There are a large amount of problems to looks for, an unfortunately not all of them have a defined solution, but we can look at most of them and a solution to them.

SQL Injection
This is one of the most widely used hacking techniques on a website, the attack consists of using a form that connects to a database after being submitted, the attacker will add some sort of SQL Command into the form for the query to do something else.

These can really lethal to your site, as an attacker could even manage to delete an entire table, an example of this would be inputted data into a text field like so; x'; DROP TABLE members;, and in the query, this would act out as the below.


Code:
SELECT * FROM members WHERE username = 'x'; DROP TABLE members;

I have underlined the code in where the part from the form would be due, this of course, makes a command to select from a members table, then the attack ends this command and starts a completely new one to drop the table. Thus all members being deleted.

Directory Traveral
This attack can occur anywhere user-supplied data (from a form field or uploaded filename, for example) is used in a filesystem operation. If a user specifies “../../../../../../etc/passwd” as form data, and your script appends that to a directory name to obtain user-specific files, this string could lead to the inclusion of the password file contents, instead of the intended file. More severe cases involve file operations such as moving and deleting, which allow an attacker to make arbitrary changes to your file system structure.

*RECORDS TO USE*.
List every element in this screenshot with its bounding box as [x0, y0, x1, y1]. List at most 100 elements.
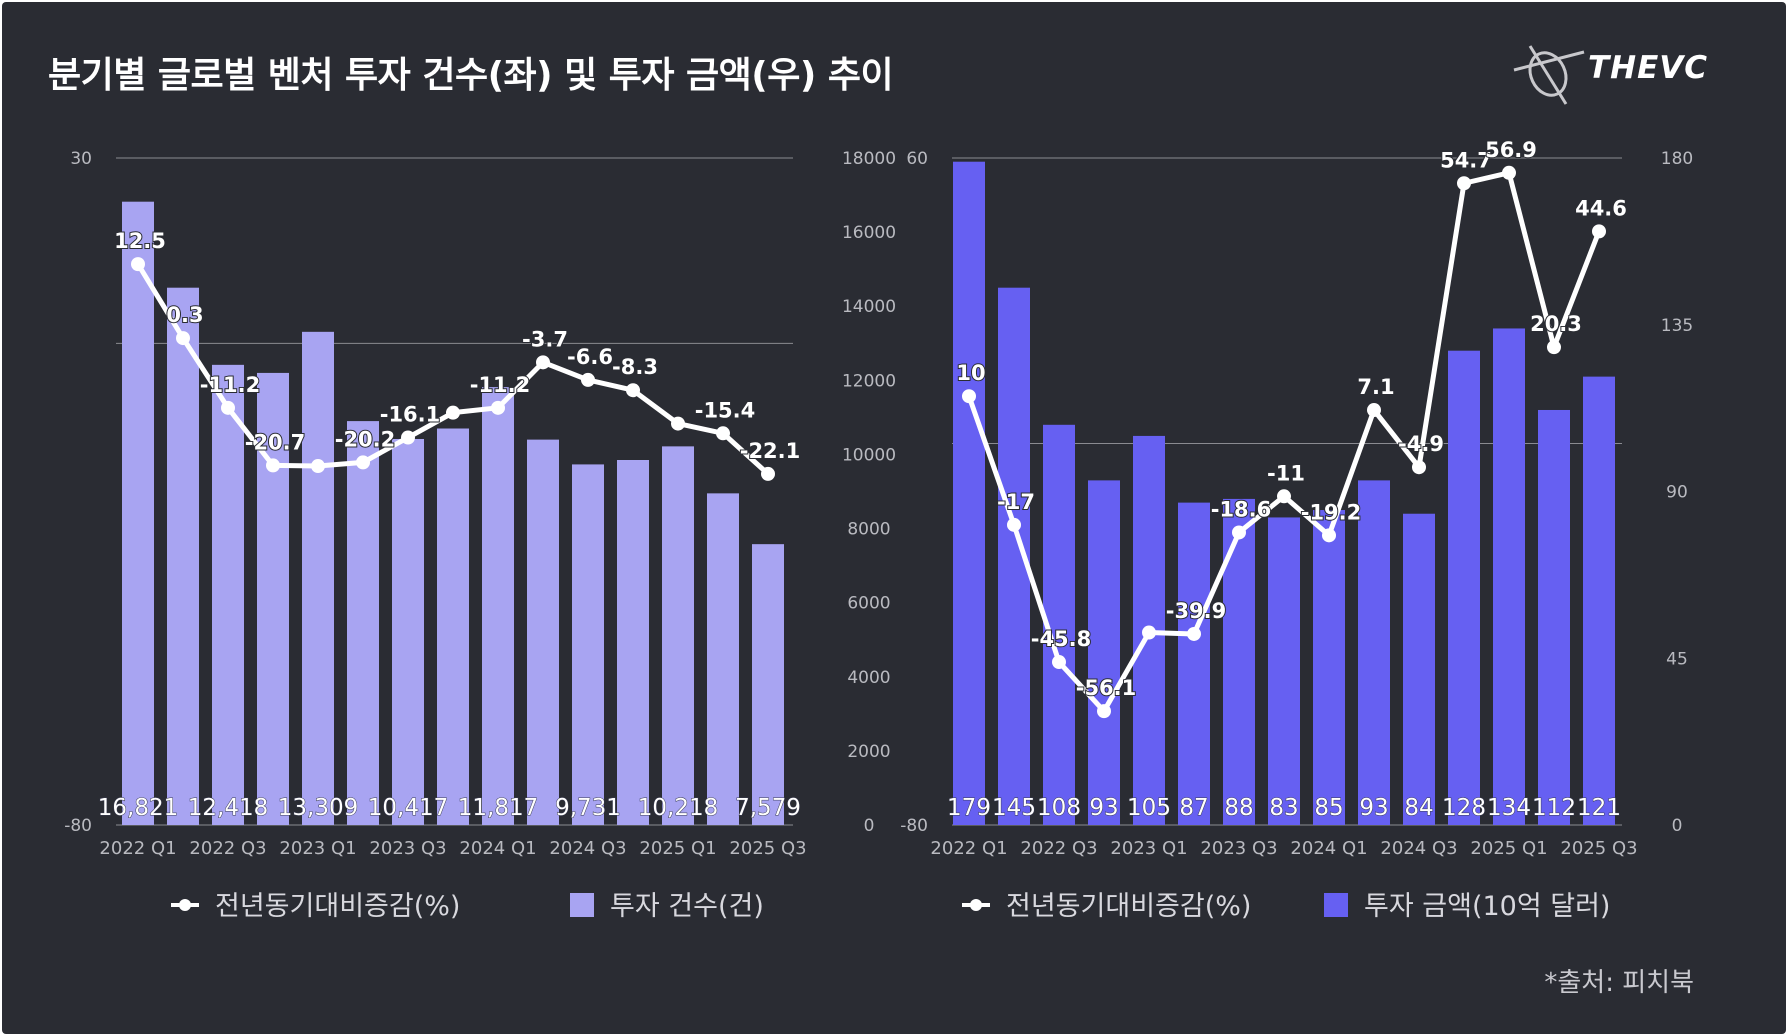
bar [1358, 480, 1390, 825]
bar-value-label: 85 [1314, 795, 1343, 821]
yoy-point [266, 458, 280, 473]
bar-value-label: 93 [1089, 795, 1118, 821]
bar [953, 161, 985, 825]
legend-label-line: 전년동기대비증감(%) [215, 891, 460, 922]
x-tick-label: 2022 Q3 [189, 838, 266, 859]
bar [212, 364, 244, 825]
yoy-point [962, 389, 976, 404]
bar-value-label: 11,817 [458, 795, 538, 821]
right-axis-tick: 0 [1672, 816, 1683, 836]
yoy-point [581, 372, 595, 387]
yoy-point-label: 0.3 [166, 303, 203, 327]
bar [122, 201, 154, 826]
bar [167, 287, 199, 825]
bar [707, 493, 739, 825]
yoy-point-label: -17 [997, 490, 1035, 514]
yoy-point-label: -18.6 [1211, 497, 1272, 521]
yoy-point [1097, 704, 1111, 719]
bar [1088, 480, 1120, 825]
bar-value-label: 134 [1487, 795, 1531, 821]
legend-dot-icon [970, 899, 982, 911]
right-axis-tick: 90 [1666, 483, 1688, 503]
bar [752, 544, 784, 825]
x-tick-label: 2023 Q1 [279, 838, 356, 859]
yoy-point-label: -11 [1267, 461, 1305, 485]
bar-value-label: 121 [1577, 795, 1621, 821]
right-axis-tick: 8000 [847, 520, 890, 540]
yoy-point [1322, 528, 1336, 543]
yoy-point [671, 416, 685, 431]
bar [1223, 498, 1255, 825]
yoy-point-label: 10 [956, 361, 985, 385]
yoy-point-label: -22.1 [740, 439, 801, 463]
yoy-point [1547, 340, 1561, 355]
yoy-point-label: -39.9 [1166, 599, 1227, 623]
yoy-point [311, 459, 325, 474]
bar-value-label: 83 [1269, 795, 1298, 821]
left-axis-tick: -80 [900, 816, 928, 836]
bar-value-label: 179 [947, 795, 991, 821]
yoy-point [1367, 403, 1381, 418]
yoy-point [761, 466, 775, 481]
bar [1268, 517, 1300, 825]
right-axis-tick: 2000 [847, 742, 890, 762]
right-axis-tick: 10000 [842, 445, 896, 465]
yoy-point-label: -3.7 [522, 327, 568, 351]
legend-label-line: 전년동기대비증감(%) [1006, 891, 1251, 922]
left-axis-tick: 30 [70, 149, 92, 169]
yoy-point-label: -11.2 [200, 373, 261, 397]
bar-value-label: 16,821 [98, 795, 178, 821]
yoy-point [1412, 460, 1426, 475]
yoy-point-label: 44.6 [1575, 196, 1627, 220]
page-title: 분기별 글로벌 벤처 투자 건수(좌) 및 투자 금액(우) 추이 [48, 55, 894, 96]
yoy-point [491, 400, 505, 415]
yoy-point [176, 331, 190, 346]
right-axis-tick: 18000 [842, 149, 896, 169]
yoy-point-label: 20.3 [1530, 312, 1582, 336]
yoy-point-label: -6.6 [567, 345, 613, 369]
x-tick-label: 2023 Q3 [369, 838, 446, 859]
bar-value-label: 10,417 [368, 795, 448, 821]
brand-name: THEVC [1588, 50, 1709, 86]
yoy-point [626, 383, 640, 398]
right-axis-tick: 12000 [842, 371, 896, 391]
x-tick-label: 2023 Q1 [1110, 838, 1187, 859]
bar-value-label: 93 [1359, 795, 1388, 821]
yoy-point-label: -16.1 [380, 403, 441, 427]
bar-value-label: 13,309 [278, 795, 358, 821]
left-axis-tick: 60 [906, 149, 928, 169]
bar-value-label: 105 [1127, 795, 1171, 821]
x-tick-label: 2024 Q3 [1380, 838, 1457, 859]
x-tick-label: 2024 Q3 [549, 838, 626, 859]
yoy-point [131, 257, 145, 272]
yoy-point [446, 405, 460, 420]
bar [1178, 502, 1210, 825]
yoy-point [1142, 625, 1156, 640]
bar-value-label: 87 [1179, 795, 1208, 821]
x-tick-label: 2025 Q3 [729, 838, 806, 859]
right-axis-tick: 45 [1666, 649, 1688, 669]
yoy-point [1232, 525, 1246, 540]
bar-value-label: 145 [992, 795, 1036, 821]
logo-mark-icon [1513, 45, 1585, 105]
yoy-point [1457, 176, 1471, 191]
bar-value-label: 9,731 [555, 795, 621, 821]
legend-label-bar: 투자 건수(건) [610, 891, 764, 922]
bar [527, 439, 559, 825]
legend-label-bar: 투자 금액(10억 달러) [1364, 891, 1610, 922]
yoy-point [1502, 165, 1516, 180]
bar-value-label: 84 [1404, 795, 1433, 821]
x-tick-label: 2023 Q3 [1200, 838, 1277, 859]
yoy-point [401, 430, 415, 445]
yoy-point [1277, 489, 1291, 504]
legend-swatch-icon [570, 893, 594, 917]
legend-dot-icon [179, 899, 191, 911]
x-tick-label: 2025 Q3 [1560, 838, 1637, 859]
yoy-point [1007, 517, 1021, 532]
yoy-point [536, 355, 550, 370]
yoy-point-label: 12.5 [114, 229, 166, 253]
yoy-point-label: -45.8 [1031, 627, 1092, 651]
bar-value-label: 12,418 [188, 795, 268, 821]
right-axis-tick: 180 [1661, 149, 1693, 169]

*TO BE DONE*.
(1) Output the passage on website attacks from "I have underlined" to "members being deleted.".
(2) In the entries, swap "bar-value-label" for "bar-count-label" and reproduce only the lines from the line with "bar [1358, 480, 1390, 825]" to the line with "legend-label-line: 전년동기대비증감(%) [1006, 891, 1251, 922]". Keep everything else in those lines unchanged.

*SOLUTIONS*.
(1)
I have underlined the code in where the part from the form would be due, this of course, makes a command to select from a members table, then the attack ends this command and starts a completely new one to drop the table. Thus all members being deleted.

(2)
bar [1358, 480, 1390, 825]
bar-count-label: 85 [1314, 795, 1343, 821]
yoy-point [266, 458, 280, 473]
bar-count-label: 93 [1089, 795, 1118, 821]
bar [953, 161, 985, 825]
legend-label-line: 전년동기대비증감(%) [215, 891, 460, 922]
x-tick-label: 2022 Q3 [189, 838, 266, 859]
bar [212, 364, 244, 825]
yoy-point [962, 389, 976, 404]
bar-count-label: 11,817 [458, 795, 538, 821]
right-axis-tick: 0 [1672, 816, 1683, 836]
yoy-point [581, 372, 595, 387]
yoy-point-label: 0.3 [166, 303, 203, 327]
bar [122, 201, 154, 826]
bar [167, 287, 199, 825]
bar [707, 493, 739, 825]
yoy-point-label: -17 [997, 490, 1035, 514]
yoy-point-label: -18.6 [1211, 497, 1272, 521]
yoy-point [1097, 704, 1111, 719]
bar [1088, 480, 1120, 825]
bar-count-label: 134 [1487, 795, 1531, 821]
legend-dot-icon [970, 899, 982, 911]
right-axis-tick: 90 [1666, 483, 1688, 503]
bar [752, 544, 784, 825]
x-tick-label: 2023 Q1 [279, 838, 356, 859]
yoy-point-label: -11 [1267, 461, 1305, 485]
bar-count-label: 121 [1577, 795, 1621, 821]
right-axis-tick: 8000 [847, 520, 890, 540]
yoy-point [1322, 528, 1336, 543]
yoy-point [671, 416, 685, 431]
bar [1223, 498, 1255, 825]
yoy-point-label: 10 [956, 361, 985, 385]
yoy-point-label: -22.1 [740, 439, 801, 463]
yoy-point [1547, 340, 1561, 355]
yoy-point-label: -39.9 [1166, 599, 1227, 623]
yoy-point [311, 459, 325, 474]
bar-count-label: 83 [1269, 795, 1298, 821]
left-axis-tick: -80 [900, 816, 928, 836]
bar-count-label: 179 [947, 795, 991, 821]
yoy-point [1367, 403, 1381, 418]
yoy-point [761, 466, 775, 481]
bar [1268, 517, 1300, 825]
right-axis-tick: 2000 [847, 742, 890, 762]
right-axis-tick: 10000 [842, 445, 896, 465]
yoy-point-label: -3.7 [522, 327, 568, 351]
legend-label-line: 전년동기대비증감(%) [1006, 891, 1251, 922]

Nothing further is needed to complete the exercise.